## Brief
Filter the records below for the word "colors". Copy each line that holds it.

## Figure contents as structured data
:::

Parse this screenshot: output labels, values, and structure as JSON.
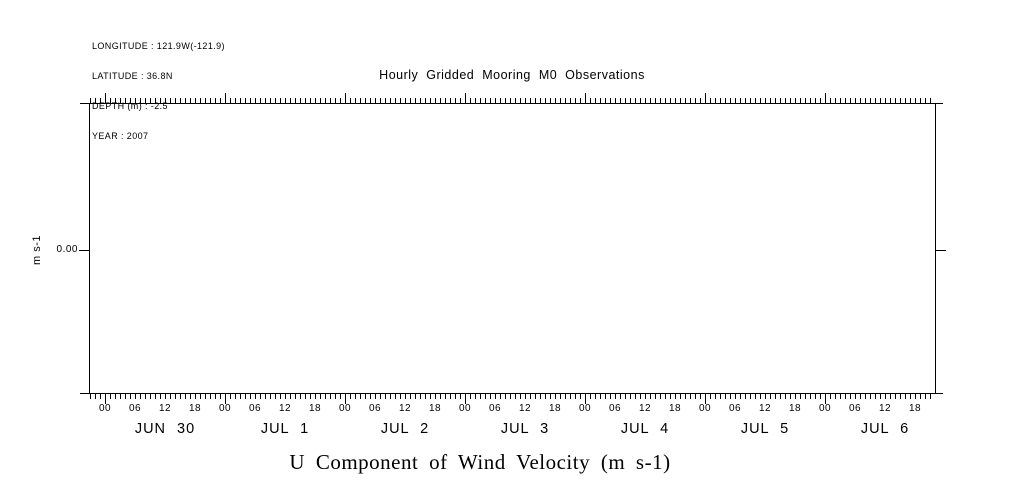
{
  "header": {
    "meta_lines": [
      "LONGITUDE : 121.9W(-121.9)",
      "LATITUDE : 36.8N",
      "DEPTH (m) : -2.5",
      "YEAR : 2007"
    ]
  },
  "chart_data": {
    "type": "line",
    "title": "Hourly Gridded Mooring M0 Observations",
    "variable_label": "U Component of Wind Velocity (m s-1)",
    "ylabel": "m s-1",
    "y_tick_labels": [
      "0.00"
    ],
    "x_hour_labels": [
      "00",
      "06",
      "12",
      "18"
    ],
    "day_labels": [
      "JUN 30",
      "JUL 1",
      "JUL 2",
      "JUL 3",
      "JUL 4",
      "JUL 5",
      "JUL 6"
    ],
    "x_minor_tick_interval_hours": 1,
    "x_major_tick_interval_hours": 24,
    "x_label_interval_hours": 6,
    "grid": false,
    "series": [],
    "plot_area_empty": true
  },
  "colors": {
    "foreground": "#000000",
    "background": "#ffffff"
  }
}
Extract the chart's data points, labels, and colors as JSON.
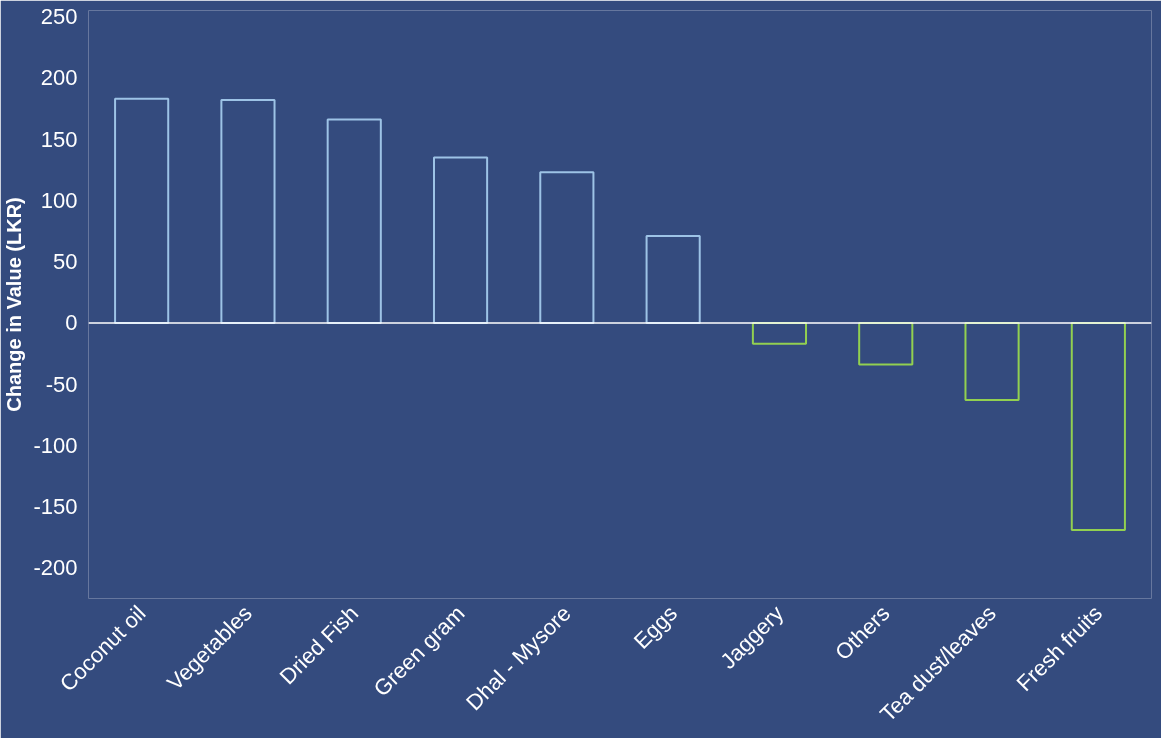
{
  "chart_data": {
    "type": "bar",
    "ylabel": "Change in Value (LKR)",
    "categories": [
      "Coconut oil",
      "Vegetables",
      "Dried Fish",
      "Green gram",
      "Dhal - Mysore",
      "Eggs",
      "Jaggery",
      "Others",
      "Tea dust/leaves",
      "Fresh fruits"
    ],
    "values": [
      183,
      182,
      166,
      135,
      123,
      71,
      -17,
      -34,
      -63,
      -169
    ],
    "colors": [
      "#9dc3e6",
      "#9dc3e6",
      "#9dc3e6",
      "#9dc3e6",
      "#9dc3e6",
      "#9dc3e6",
      "#92d050",
      "#92d050",
      "#92d050",
      "#92d050"
    ],
    "ylim": [
      -225,
      255
    ],
    "yticks": [
      -200,
      -150,
      -100,
      -50,
      0,
      50,
      100,
      150,
      200,
      250
    ],
    "ref_lines": [
      {
        "axis": "y",
        "value": 0,
        "color": "#ffffff"
      }
    ],
    "grid": false
  }
}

:::

## Answer to the exercise
  "colors": {
Extract the chart's data points, labels, and colors as JSON.
    "colors": [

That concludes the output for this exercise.